▶ **Goal**: Write out all the lines again, precisely as they stand, but without the images.

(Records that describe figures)
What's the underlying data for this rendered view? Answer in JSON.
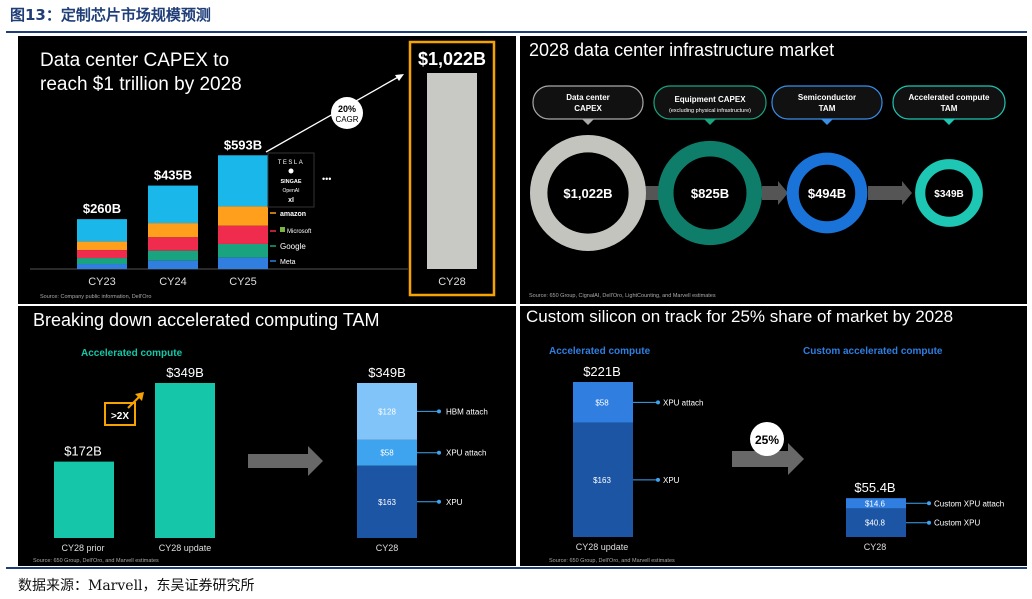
{
  "figure": {
    "title": "图13：定制芯片市场规模预测",
    "source": "数据来源：Marvell，东吴证券研究所"
  },
  "colors": {
    "panel_bg": "#000000",
    "capex_cyan": "#1ab7ea",
    "capex_orange": "#ff9f1c",
    "capex_red": "#ef2b4e",
    "capex_green": "#1aa37f",
    "capex_blue": "#2f7ee0",
    "cy28_gray": "#c8c8c4",
    "highlight": "#f5a300",
    "ring_gray": "#c4c4bf",
    "ring_green": "#0e7d6a",
    "ring_blue": "#1a73d8",
    "ring_teal": "#1ec7b3",
    "teal_bar": "#16c6a8",
    "dark_blue": "#1d55a5",
    "mid_blue": "#3fa4ef",
    "light_blue": "#80c4f9"
  },
  "panel1": {
    "title_line1": "Data center CAPEX to",
    "title_line2": "reach $1 trillion by 2028",
    "cagr_pct": "20%",
    "cagr_label": "CAGR",
    "companies": [
      "TESLA",
      "",
      "SINGAE",
      "OpenAI",
      "xI",
      "•••"
    ],
    "labeled_companies": [
      "amazon",
      "Microsoft",
      "Google",
      "Meta"
    ],
    "source": "Source: Company public information, Dell'Oro"
  },
  "panel2": {
    "title": "2028 data center infrastructure market",
    "labels": [
      {
        "line1": "Data center",
        "line2": "CAPEX",
        "sub": ""
      },
      {
        "line1": "Equipment CAPEX",
        "line2": "",
        "sub": "(excluding physical infrastructure)"
      },
      {
        "line1": "Semiconductor",
        "line2": "TAM",
        "sub": ""
      },
      {
        "line1": "Accelerated compute",
        "line2": "TAM",
        "sub": ""
      }
    ],
    "source": "Source: 650 Group, CignalAI, Dell'Oro, LightCounting, and Marvell estimates"
  },
  "panel3": {
    "title": "Breaking down accelerated computing TAM",
    "section_label": "Accelerated compute",
    "multiplier": ">2X",
    "source": "Source: 650 Group, Dell'Oro, and Marvell estimates"
  },
  "panel4": {
    "title": "Custom silicon on track for 25% share of market by 2028",
    "left_label": "Accelerated compute",
    "right_label": "Custom accelerated compute",
    "share": "25%",
    "source": "Source: 650 Group, Dell'Oro, and Marvell estimates"
  },
  "chart_data": [
    {
      "id": "capex",
      "type": "bar",
      "title": "Data center CAPEX to reach $1 trillion by 2028",
      "unit": "$B",
      "categories": [
        "CY23",
        "CY24",
        "CY25",
        "CY28"
      ],
      "values": [
        260,
        435,
        593,
        1022
      ],
      "value_labels": [
        "$260B",
        "$435B",
        "$593B",
        "$1,022B"
      ],
      "ylim": [
        0,
        1022
      ],
      "stack_segments_for": [
        "CY23",
        "CY24",
        "CY25"
      ],
      "segments": [
        "Others",
        "Amazon",
        "Microsoft",
        "Google",
        "Meta"
      ],
      "highlight": "CY28",
      "annotation": "20% CAGR"
    },
    {
      "id": "infrastructure",
      "type": "funnel",
      "title": "2028 data center infrastructure market",
      "categories": [
        "Data center CAPEX",
        "Equipment CAPEX",
        "Semiconductor TAM",
        "Accelerated compute TAM"
      ],
      "values": [
        1022,
        825,
        494,
        349
      ],
      "value_labels": [
        "$1,022B",
        "$825B",
        "$494B",
        "$349B"
      ],
      "unit": "$B"
    },
    {
      "id": "accel_compute",
      "type": "bar",
      "title": "Breaking down accelerated computing TAM",
      "categories": [
        "CY28 prior",
        "CY28 update"
      ],
      "values": [
        172,
        349
      ],
      "value_labels": [
        "$172B",
        "$349B"
      ],
      "ylim": [
        0,
        349
      ],
      "annotation": ">2X"
    },
    {
      "id": "accel_breakdown",
      "type": "bar",
      "stacked": true,
      "categories": [
        "CY28"
      ],
      "total_label": "$349B",
      "series": [
        {
          "name": "XPU",
          "values": [
            163
          ],
          "label": "$163"
        },
        {
          "name": "XPU attach",
          "values": [
            58
          ],
          "label": "$58"
        },
        {
          "name": "HBM attach",
          "values": [
            128
          ],
          "label": "$128"
        }
      ],
      "ylim": [
        0,
        349
      ]
    },
    {
      "id": "custom_accel",
      "type": "bar",
      "stacked": true,
      "title": "Custom silicon on track for 25% share of market by 2028",
      "categories": [
        "CY28 update"
      ],
      "total_label": "$221B",
      "series": [
        {
          "name": "XPU",
          "values": [
            163
          ],
          "label": "$163"
        },
        {
          "name": "XPU attach",
          "values": [
            58
          ],
          "label": "$58"
        }
      ],
      "ylim": [
        0,
        221
      ]
    },
    {
      "id": "custom_breakdown",
      "type": "bar",
      "stacked": true,
      "categories": [
        "CY28"
      ],
      "total_label": "$55.4B",
      "series": [
        {
          "name": "Custom XPU",
          "values": [
            40.8
          ],
          "label": "$40.8"
        },
        {
          "name": "Custom XPU attach",
          "values": [
            14.6
          ],
          "label": "$14.6"
        }
      ],
      "ylim": [
        0,
        221
      ],
      "annotation": "25%"
    }
  ]
}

▶ **Complete output**:
What's the underlying data for this rendered view? Answer in JSON.
{
  "figure": {
    "title": "图13：定制芯片市场规模预测",
    "source": "数据来源：Marvell，东吴证券研究所"
  },
  "colors": {
    "panel_bg": "#000000",
    "capex_cyan": "#1ab7ea",
    "capex_orange": "#ff9f1c",
    "capex_red": "#ef2b4e",
    "capex_green": "#1aa37f",
    "capex_blue": "#2f7ee0",
    "cy28_gray": "#c8c8c4",
    "highlight": "#f5a300",
    "ring_gray": "#c4c4bf",
    "ring_green": "#0e7d6a",
    "ring_blue": "#1a73d8",
    "ring_teal": "#1ec7b3",
    "teal_bar": "#16c6a8",
    "dark_blue": "#1d55a5",
    "mid_blue": "#3fa4ef",
    "light_blue": "#80c4f9"
  },
  "panel1": {
    "title_line1": "Data center CAPEX to",
    "title_line2": "reach $1 trillion by 2028",
    "cagr_pct": "20%",
    "cagr_label": "CAGR",
    "companies": [
      "TESLA",
      "",
      "SINGAE",
      "OpenAI",
      "xI",
      "•••"
    ],
    "labeled_companies": [
      "amazon",
      "Microsoft",
      "Google",
      "Meta"
    ],
    "source": "Source: Company public information, Dell'Oro"
  },
  "panel2": {
    "title": "2028 data center infrastructure market",
    "labels": [
      {
        "line1": "Data center",
        "line2": "CAPEX",
        "sub": ""
      },
      {
        "line1": "Equipment CAPEX",
        "line2": "",
        "sub": "(excluding physical infrastructure)"
      },
      {
        "line1": "Semiconductor",
        "line2": "TAM",
        "sub": ""
      },
      {
        "line1": "Accelerated compute",
        "line2": "TAM",
        "sub": ""
      }
    ],
    "source": "Source: 650 Group, CignalAI, Dell'Oro, LightCounting, and Marvell estimates"
  },
  "panel3": {
    "title": "Breaking down accelerated computing TAM",
    "section_label": "Accelerated compute",
    "multiplier": ">2X",
    "source": "Source: 650 Group, Dell'Oro, and Marvell estimates"
  },
  "panel4": {
    "title": "Custom silicon on track for 25% share of market by 2028",
    "left_label": "Accelerated compute",
    "right_label": "Custom accelerated compute",
    "share": "25%",
    "source": "Source: 650 Group, Dell'Oro, and Marvell estimates"
  },
  "chart_data": [
    {
      "id": "capex",
      "type": "bar",
      "title": "Data center CAPEX to reach $1 trillion by 2028",
      "unit": "$B",
      "categories": [
        "CY23",
        "CY24",
        "CY25",
        "CY28"
      ],
      "values": [
        260,
        435,
        593,
        1022
      ],
      "value_labels": [
        "$260B",
        "$435B",
        "$593B",
        "$1,022B"
      ],
      "ylim": [
        0,
        1022
      ],
      "stack_segments_for": [
        "CY23",
        "CY24",
        "CY25"
      ],
      "segments": [
        "Others",
        "Amazon",
        "Microsoft",
        "Google",
        "Meta"
      ],
      "highlight": "CY28",
      "annotation": "20% CAGR"
    },
    {
      "id": "infrastructure",
      "type": "funnel",
      "title": "2028 data center infrastructure market",
      "categories": [
        "Data center CAPEX",
        "Equipment CAPEX",
        "Semiconductor TAM",
        "Accelerated compute TAM"
      ],
      "values": [
        1022,
        825,
        494,
        349
      ],
      "value_labels": [
        "$1,022B",
        "$825B",
        "$494B",
        "$349B"
      ],
      "unit": "$B"
    },
    {
      "id": "accel_compute",
      "type": "bar",
      "title": "Breaking down accelerated computing TAM",
      "categories": [
        "CY28 prior",
        "CY28 update"
      ],
      "values": [
        172,
        349
      ],
      "value_labels": [
        "$172B",
        "$349B"
      ],
      "ylim": [
        0,
        349
      ],
      "annotation": ">2X"
    },
    {
      "id": "accel_breakdown",
      "type": "bar",
      "stacked": true,
      "categories": [
        "CY28"
      ],
      "total_label": "$349B",
      "series": [
        {
          "name": "XPU",
          "values": [
            163
          ],
          "label": "$163"
        },
        {
          "name": "XPU attach",
          "values": [
            58
          ],
          "label": "$58"
        },
        {
          "name": "HBM attach",
          "values": [
            128
          ],
          "label": "$128"
        }
      ],
      "ylim": [
        0,
        349
      ]
    },
    {
      "id": "custom_accel",
      "type": "bar",
      "stacked": true,
      "title": "Custom silicon on track for 25% share of market by 2028",
      "categories": [
        "CY28 update"
      ],
      "total_label": "$221B",
      "series": [
        {
          "name": "XPU",
          "values": [
            163
          ],
          "label": "$163"
        },
        {
          "name": "XPU attach",
          "values": [
            58
          ],
          "label": "$58"
        }
      ],
      "ylim": [
        0,
        221
      ]
    },
    {
      "id": "custom_breakdown",
      "type": "bar",
      "stacked": true,
      "categories": [
        "CY28"
      ],
      "total_label": "$55.4B",
      "series": [
        {
          "name": "Custom XPU",
          "values": [
            40.8
          ],
          "label": "$40.8"
        },
        {
          "name": "Custom XPU attach",
          "values": [
            14.6
          ],
          "label": "$14.6"
        }
      ],
      "ylim": [
        0,
        221
      ],
      "annotation": "25%"
    }
  ]
}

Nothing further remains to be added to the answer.